- _Excerpt provided_:
More or less the whole day Friday in the Colorado House of Representatives was wasted on a marathon and factually-challenged debate over House Bill 19-1032, legislation to requiring that if sex ed courses in Colorado are taught, which is not mandatory, that they provide medically accurate and nondiscriminatory information.
As we saw previously in debate over this bill in the House Health and Insurance Committee, there was very little connection between the reality of what this legislation would do and the views of its opponents–who turned public testimony on the bill into a lurid freakshow of ill-informed homophobia. And as 9NEWS’ Marshall Zelinger reported last night, Republican House lawmakers proved every bit as unhinged as the public witnesses–if perhaps a bit less outright vulgar for decorum’s sake.
“House Bill 19-1032 requires schools that provide comprehensive sex education to teach pro-LGBTQ sex education while banning the teaching of religious or values-based sex education,” [Rep. Steve] Humphrey read from the email.
He didn’t say if he corrected the constituent with accurate information, but here it is: sex education classes in Colorado have been required to include conversations on lesbian, gay, bisexual and transgender communities since the 2013 version of this bill was signed into law by then-Gov. John Hickenlooper.
The current sex ed bill doesn’t add that. It already exists. And it doesn’t ban religious sex education discussion.
Erik Maulbetsch at the Colorado Times Recorder took a look recently at the kind of messaging used to draw out citizen opponents to flood the state capitol on January 30th for the bill’s House committee hearing, and found they were chock full of exactly the same misinformation that witnesses spewed forth in testimony. A persistent theme among these witnesses, best exemplified by the extremely graphic testimony of Joan “Anal Fisting Granny” Poston, has been to describe in smut-novel detail various sex acts under the false pretense that these details would be taught to children in sex ed class.

- _Exercise description_: From the passage on the Colorado sex ed bill, copy the stretch from "He didn’t say" through "then-Gov. John Hickenlooper." word for word.

- _Dataset extract_:
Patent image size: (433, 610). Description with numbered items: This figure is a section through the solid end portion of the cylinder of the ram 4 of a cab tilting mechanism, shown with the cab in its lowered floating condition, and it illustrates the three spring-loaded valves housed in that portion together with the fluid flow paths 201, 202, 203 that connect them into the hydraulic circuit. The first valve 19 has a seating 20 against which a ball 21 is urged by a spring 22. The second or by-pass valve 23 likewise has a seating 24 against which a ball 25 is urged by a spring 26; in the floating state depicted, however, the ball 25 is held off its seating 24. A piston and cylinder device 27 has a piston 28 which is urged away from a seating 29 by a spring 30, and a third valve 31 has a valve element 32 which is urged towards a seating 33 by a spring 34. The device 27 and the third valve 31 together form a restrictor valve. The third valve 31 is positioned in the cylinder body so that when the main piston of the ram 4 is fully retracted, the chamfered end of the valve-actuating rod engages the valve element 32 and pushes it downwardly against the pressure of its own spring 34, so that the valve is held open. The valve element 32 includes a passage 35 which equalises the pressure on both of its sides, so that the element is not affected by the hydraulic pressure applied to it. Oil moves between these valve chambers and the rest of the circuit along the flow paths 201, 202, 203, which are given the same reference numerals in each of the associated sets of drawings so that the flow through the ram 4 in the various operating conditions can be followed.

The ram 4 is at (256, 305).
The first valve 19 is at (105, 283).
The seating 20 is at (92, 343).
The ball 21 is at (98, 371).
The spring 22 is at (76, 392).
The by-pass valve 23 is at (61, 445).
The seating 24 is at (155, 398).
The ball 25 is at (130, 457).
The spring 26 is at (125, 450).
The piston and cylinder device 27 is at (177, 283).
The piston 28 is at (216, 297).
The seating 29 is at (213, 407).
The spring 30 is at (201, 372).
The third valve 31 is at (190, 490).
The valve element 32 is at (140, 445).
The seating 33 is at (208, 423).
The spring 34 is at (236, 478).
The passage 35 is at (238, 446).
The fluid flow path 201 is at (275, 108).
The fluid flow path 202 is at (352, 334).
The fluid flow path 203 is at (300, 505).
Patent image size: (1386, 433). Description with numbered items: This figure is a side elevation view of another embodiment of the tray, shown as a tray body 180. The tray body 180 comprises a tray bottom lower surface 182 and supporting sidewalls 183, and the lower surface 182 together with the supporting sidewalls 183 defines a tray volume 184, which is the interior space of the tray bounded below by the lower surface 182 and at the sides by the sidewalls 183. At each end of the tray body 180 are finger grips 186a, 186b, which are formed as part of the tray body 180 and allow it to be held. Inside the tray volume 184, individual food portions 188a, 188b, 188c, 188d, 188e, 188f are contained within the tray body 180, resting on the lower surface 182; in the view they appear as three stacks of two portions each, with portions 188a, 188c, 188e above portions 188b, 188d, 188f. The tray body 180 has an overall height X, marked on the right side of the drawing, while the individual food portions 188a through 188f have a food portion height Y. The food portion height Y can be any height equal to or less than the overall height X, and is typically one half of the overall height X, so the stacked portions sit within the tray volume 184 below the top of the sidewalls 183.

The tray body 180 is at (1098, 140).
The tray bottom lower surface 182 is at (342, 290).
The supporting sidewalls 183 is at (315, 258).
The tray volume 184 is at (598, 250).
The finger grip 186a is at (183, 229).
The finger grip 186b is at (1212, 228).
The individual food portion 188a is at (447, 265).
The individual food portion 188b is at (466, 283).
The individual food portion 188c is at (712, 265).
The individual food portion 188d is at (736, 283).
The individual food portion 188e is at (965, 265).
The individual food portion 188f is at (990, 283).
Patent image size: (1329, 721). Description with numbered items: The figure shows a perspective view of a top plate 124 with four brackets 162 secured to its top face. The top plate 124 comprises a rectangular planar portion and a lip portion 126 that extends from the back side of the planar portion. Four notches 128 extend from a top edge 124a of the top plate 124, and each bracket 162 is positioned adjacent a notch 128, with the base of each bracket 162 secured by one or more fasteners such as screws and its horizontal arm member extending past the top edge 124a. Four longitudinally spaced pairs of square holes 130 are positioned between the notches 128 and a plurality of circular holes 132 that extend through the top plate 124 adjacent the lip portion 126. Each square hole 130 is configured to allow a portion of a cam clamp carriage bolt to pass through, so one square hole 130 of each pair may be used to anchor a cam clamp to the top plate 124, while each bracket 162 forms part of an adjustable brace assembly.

- _Worked solution_:
He didn’t say if he corrected the constituent with accurate information, but here it is: sex education classes in Colorado have been required to include conversations on lesbian, gay, bisexual and transgender communities since the 2013 version of this bill was signed into law by then-Gov. John Hickenlooper.